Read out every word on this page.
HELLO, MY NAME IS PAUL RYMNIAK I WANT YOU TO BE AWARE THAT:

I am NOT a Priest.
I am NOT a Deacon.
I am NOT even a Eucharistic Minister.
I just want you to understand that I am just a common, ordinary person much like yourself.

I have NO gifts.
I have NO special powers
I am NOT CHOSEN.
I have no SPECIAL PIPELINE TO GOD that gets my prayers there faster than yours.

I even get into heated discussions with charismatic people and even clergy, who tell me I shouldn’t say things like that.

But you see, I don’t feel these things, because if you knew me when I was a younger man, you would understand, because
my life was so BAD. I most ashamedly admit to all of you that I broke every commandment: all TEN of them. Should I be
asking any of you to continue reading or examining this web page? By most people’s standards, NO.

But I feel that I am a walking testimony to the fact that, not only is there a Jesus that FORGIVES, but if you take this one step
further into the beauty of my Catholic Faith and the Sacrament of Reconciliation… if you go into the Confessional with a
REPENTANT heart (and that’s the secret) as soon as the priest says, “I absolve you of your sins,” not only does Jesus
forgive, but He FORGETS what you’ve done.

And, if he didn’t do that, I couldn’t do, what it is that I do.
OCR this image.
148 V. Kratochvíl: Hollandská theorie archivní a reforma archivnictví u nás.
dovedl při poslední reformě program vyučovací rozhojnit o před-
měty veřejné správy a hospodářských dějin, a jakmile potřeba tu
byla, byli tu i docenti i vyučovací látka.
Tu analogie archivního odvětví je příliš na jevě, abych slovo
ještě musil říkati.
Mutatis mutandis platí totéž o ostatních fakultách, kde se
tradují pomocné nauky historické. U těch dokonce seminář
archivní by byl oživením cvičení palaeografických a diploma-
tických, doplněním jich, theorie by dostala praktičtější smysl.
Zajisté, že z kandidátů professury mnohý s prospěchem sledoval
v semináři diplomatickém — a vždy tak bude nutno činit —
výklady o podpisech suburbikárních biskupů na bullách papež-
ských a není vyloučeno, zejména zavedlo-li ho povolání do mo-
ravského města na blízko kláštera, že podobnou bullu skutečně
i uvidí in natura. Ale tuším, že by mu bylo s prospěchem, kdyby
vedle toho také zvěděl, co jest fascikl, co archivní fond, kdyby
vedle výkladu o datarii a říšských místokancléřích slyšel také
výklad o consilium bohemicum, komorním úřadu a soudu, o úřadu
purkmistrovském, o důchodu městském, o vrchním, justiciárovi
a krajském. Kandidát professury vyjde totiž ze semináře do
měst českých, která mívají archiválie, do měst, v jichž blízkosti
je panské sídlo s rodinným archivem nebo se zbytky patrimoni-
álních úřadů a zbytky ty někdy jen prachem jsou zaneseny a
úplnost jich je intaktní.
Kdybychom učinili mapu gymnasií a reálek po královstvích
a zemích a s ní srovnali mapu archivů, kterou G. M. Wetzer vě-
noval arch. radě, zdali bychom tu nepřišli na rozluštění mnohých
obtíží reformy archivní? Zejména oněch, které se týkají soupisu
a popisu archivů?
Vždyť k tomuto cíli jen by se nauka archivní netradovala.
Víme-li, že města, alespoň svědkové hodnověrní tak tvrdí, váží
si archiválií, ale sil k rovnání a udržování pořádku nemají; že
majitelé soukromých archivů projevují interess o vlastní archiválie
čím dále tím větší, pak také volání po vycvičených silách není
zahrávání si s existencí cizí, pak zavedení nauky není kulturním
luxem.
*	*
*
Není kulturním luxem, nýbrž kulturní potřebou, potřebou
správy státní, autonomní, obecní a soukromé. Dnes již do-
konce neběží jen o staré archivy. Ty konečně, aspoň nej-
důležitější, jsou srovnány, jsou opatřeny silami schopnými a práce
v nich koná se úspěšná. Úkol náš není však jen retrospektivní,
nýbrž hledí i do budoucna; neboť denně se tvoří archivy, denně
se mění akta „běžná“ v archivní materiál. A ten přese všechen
-------
**WORK TO BE COMPLETED**
Pick out every line holding the string "nýbrž" and return it.

**THE REPLY**
Není kulturním luxem, nýbrž kulturní potřebou, potřebou
nýbrž hledí i do budoucna; neboť denně se tvoří archivy, denně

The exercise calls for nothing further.